The exercise> Only the number is wanted: how many lines contain the string "JSON"?

Data>
>> begin
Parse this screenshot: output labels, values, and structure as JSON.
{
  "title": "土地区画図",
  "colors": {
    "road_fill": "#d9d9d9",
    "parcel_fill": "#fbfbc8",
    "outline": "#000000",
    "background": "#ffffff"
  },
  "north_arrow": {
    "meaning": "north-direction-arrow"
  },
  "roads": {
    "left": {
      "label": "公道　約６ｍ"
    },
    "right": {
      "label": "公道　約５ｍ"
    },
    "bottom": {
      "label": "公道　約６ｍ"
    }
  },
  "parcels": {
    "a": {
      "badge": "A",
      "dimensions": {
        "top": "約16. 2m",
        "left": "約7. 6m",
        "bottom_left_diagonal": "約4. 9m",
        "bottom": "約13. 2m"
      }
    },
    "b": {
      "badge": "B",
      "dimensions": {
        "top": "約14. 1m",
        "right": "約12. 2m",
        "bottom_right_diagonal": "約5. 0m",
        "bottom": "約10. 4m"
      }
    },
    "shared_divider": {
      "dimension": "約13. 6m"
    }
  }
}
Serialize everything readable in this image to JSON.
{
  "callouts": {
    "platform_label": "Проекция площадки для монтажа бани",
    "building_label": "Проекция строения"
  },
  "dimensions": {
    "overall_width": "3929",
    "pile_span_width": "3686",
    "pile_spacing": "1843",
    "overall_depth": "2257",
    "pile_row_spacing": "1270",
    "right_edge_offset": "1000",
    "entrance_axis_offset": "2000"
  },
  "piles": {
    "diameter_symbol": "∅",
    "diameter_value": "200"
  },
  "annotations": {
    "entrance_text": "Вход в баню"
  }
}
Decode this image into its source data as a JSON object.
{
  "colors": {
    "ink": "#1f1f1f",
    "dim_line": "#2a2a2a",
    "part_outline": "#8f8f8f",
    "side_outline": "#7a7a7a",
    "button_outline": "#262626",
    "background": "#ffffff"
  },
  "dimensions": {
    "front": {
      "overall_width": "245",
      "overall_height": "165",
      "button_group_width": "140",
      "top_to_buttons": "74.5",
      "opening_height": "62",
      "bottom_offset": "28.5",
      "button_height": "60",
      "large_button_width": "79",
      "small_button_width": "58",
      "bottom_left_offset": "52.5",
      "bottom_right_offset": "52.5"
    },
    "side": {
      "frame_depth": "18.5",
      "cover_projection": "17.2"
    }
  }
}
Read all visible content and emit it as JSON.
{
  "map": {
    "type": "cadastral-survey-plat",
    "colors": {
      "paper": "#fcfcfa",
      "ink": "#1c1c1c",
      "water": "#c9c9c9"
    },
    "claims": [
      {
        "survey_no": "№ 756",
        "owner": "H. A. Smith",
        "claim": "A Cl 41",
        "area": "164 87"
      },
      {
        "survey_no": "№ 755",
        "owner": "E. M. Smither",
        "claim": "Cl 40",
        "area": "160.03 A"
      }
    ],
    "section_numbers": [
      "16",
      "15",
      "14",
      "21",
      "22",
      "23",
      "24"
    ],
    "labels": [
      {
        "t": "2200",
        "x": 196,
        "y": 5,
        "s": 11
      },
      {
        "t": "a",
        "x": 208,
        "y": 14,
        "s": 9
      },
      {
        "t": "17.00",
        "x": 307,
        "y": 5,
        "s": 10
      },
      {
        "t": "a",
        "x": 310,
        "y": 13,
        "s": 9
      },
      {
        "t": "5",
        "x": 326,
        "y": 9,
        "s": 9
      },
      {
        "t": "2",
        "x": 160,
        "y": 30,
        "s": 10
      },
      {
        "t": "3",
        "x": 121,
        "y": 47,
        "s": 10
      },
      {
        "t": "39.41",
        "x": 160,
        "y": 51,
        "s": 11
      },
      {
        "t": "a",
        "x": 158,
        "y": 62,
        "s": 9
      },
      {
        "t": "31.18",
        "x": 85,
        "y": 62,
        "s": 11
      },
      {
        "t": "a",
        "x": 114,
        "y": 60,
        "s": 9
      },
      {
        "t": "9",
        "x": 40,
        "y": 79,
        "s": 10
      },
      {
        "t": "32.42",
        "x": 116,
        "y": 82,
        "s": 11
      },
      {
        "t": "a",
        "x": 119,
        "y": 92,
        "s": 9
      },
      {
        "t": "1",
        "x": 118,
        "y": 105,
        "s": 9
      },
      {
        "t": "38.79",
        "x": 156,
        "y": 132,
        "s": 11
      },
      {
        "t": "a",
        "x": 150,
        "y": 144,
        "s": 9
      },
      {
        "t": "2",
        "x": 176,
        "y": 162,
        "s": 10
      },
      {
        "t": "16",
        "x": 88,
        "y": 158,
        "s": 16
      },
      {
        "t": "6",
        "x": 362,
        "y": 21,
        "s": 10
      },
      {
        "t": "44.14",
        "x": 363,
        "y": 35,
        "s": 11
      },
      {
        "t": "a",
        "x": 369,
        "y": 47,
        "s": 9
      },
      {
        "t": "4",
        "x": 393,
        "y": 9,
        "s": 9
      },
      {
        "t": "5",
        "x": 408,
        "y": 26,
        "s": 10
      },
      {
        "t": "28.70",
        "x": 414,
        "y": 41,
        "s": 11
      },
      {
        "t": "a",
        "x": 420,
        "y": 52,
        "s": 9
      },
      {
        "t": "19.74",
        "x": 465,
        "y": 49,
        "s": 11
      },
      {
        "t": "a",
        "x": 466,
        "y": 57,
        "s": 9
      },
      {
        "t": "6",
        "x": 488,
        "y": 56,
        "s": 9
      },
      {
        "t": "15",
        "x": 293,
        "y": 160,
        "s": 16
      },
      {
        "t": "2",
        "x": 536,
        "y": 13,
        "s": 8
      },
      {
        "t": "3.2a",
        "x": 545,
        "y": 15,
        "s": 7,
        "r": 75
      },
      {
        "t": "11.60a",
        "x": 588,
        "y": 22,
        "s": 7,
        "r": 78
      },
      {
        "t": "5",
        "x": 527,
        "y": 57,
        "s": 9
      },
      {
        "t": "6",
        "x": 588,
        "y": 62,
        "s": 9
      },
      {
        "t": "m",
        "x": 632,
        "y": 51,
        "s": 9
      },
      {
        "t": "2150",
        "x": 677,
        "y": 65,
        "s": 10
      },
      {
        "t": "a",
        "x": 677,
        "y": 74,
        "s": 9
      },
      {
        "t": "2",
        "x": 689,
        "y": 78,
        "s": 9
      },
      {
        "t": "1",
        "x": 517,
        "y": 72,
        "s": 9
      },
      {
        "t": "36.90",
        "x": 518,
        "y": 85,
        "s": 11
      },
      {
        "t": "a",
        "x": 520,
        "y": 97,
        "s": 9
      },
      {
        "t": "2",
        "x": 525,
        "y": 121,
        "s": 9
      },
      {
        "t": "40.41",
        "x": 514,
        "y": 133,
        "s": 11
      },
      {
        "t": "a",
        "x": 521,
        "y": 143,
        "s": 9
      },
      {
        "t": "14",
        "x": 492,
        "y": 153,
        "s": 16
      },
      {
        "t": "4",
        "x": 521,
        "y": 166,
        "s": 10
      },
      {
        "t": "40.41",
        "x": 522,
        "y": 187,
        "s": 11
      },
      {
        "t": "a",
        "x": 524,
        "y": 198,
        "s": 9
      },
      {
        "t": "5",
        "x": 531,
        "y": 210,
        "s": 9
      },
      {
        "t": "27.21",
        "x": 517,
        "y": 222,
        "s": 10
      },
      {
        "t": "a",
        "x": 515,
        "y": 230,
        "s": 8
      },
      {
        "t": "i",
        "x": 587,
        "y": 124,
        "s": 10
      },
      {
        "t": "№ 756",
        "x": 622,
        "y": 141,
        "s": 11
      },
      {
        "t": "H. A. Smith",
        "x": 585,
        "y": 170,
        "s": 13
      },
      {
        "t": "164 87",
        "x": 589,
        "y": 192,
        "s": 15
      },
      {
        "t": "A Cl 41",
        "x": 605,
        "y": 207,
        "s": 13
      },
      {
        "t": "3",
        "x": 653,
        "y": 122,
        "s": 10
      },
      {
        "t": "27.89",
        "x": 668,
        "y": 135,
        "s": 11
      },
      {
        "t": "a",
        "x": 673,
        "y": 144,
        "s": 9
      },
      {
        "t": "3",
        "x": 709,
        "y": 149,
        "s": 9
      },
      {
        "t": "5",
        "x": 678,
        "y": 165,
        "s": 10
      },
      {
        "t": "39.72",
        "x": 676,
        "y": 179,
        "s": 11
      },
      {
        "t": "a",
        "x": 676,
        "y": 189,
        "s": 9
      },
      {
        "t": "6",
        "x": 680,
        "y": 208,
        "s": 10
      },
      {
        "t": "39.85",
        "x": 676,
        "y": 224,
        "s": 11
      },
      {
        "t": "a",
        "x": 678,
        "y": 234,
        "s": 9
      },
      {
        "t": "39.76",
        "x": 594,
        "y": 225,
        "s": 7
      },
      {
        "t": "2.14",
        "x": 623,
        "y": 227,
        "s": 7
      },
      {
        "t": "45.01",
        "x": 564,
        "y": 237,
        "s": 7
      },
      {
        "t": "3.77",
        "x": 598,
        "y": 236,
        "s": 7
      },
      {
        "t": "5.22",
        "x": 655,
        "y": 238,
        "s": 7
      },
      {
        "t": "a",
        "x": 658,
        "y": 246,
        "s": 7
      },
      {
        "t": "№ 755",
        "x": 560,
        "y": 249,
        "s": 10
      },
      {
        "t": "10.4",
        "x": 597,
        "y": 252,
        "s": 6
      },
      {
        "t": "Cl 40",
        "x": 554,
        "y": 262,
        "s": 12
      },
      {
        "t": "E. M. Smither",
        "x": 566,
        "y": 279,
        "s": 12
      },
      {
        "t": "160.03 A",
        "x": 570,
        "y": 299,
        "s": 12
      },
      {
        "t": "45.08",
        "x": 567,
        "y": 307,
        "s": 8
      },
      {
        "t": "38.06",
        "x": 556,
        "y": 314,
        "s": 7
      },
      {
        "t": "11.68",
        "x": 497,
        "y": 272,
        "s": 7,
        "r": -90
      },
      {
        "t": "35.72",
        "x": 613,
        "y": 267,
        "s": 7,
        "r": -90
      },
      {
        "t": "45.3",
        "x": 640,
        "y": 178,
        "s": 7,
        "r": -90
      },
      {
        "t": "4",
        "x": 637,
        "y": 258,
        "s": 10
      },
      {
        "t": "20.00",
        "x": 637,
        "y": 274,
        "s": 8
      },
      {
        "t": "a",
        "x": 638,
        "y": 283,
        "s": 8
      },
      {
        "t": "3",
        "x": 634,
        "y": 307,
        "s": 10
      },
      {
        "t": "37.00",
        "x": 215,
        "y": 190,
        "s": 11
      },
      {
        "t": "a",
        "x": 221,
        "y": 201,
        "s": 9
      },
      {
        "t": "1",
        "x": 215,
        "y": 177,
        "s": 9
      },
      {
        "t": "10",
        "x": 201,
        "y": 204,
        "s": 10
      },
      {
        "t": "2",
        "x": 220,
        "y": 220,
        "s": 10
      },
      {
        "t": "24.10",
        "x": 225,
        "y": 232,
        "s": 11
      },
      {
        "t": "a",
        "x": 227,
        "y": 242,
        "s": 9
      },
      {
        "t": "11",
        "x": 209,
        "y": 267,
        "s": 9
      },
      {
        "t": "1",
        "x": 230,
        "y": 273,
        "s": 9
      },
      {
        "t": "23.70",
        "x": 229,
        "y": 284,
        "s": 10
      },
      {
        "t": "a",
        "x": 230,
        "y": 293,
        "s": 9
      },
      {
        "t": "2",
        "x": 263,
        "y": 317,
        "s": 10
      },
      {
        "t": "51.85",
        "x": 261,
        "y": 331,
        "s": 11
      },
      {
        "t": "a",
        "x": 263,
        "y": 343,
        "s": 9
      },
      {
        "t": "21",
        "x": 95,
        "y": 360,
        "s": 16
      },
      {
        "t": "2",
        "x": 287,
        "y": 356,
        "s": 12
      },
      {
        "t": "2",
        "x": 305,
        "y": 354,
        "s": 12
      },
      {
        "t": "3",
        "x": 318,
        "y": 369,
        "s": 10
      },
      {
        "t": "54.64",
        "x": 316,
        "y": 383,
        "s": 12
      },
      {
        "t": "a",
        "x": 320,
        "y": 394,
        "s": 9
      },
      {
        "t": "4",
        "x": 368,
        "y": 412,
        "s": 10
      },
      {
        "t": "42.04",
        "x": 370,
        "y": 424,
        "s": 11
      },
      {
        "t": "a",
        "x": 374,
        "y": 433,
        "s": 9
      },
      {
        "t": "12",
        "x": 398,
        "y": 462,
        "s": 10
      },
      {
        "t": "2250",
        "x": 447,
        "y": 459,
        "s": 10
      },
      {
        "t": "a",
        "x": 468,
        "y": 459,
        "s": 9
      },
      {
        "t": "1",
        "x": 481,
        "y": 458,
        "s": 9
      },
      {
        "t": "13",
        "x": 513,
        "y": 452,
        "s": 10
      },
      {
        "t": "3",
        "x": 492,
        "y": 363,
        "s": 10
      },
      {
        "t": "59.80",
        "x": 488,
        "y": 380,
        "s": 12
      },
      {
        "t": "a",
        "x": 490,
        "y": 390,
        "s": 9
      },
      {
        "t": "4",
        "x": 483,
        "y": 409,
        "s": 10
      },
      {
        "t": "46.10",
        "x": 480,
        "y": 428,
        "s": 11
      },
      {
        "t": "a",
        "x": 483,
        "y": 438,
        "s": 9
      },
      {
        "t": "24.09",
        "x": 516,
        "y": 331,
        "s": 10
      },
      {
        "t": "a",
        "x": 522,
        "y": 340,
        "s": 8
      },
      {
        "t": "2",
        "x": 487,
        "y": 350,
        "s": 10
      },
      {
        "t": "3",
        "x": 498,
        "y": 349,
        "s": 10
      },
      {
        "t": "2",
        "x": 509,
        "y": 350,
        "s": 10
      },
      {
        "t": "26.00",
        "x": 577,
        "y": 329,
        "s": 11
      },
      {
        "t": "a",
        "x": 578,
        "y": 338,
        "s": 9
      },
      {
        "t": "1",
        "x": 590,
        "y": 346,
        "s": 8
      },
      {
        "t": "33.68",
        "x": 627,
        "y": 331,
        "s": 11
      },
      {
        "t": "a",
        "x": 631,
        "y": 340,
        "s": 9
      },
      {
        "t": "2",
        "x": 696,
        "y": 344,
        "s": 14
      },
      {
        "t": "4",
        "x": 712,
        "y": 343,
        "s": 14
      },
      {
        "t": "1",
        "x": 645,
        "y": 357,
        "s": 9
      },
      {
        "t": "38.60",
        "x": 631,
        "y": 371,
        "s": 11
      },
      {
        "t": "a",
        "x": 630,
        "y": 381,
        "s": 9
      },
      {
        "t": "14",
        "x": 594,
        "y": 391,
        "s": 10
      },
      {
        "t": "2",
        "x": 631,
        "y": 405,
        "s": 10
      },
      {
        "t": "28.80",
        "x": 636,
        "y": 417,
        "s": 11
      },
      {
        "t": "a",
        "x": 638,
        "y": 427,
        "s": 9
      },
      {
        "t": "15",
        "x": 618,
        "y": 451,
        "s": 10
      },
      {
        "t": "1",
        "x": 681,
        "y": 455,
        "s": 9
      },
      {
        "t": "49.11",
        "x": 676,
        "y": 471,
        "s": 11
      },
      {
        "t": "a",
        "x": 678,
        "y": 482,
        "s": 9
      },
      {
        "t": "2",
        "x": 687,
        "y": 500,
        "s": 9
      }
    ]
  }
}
>> end
Result of the task> 4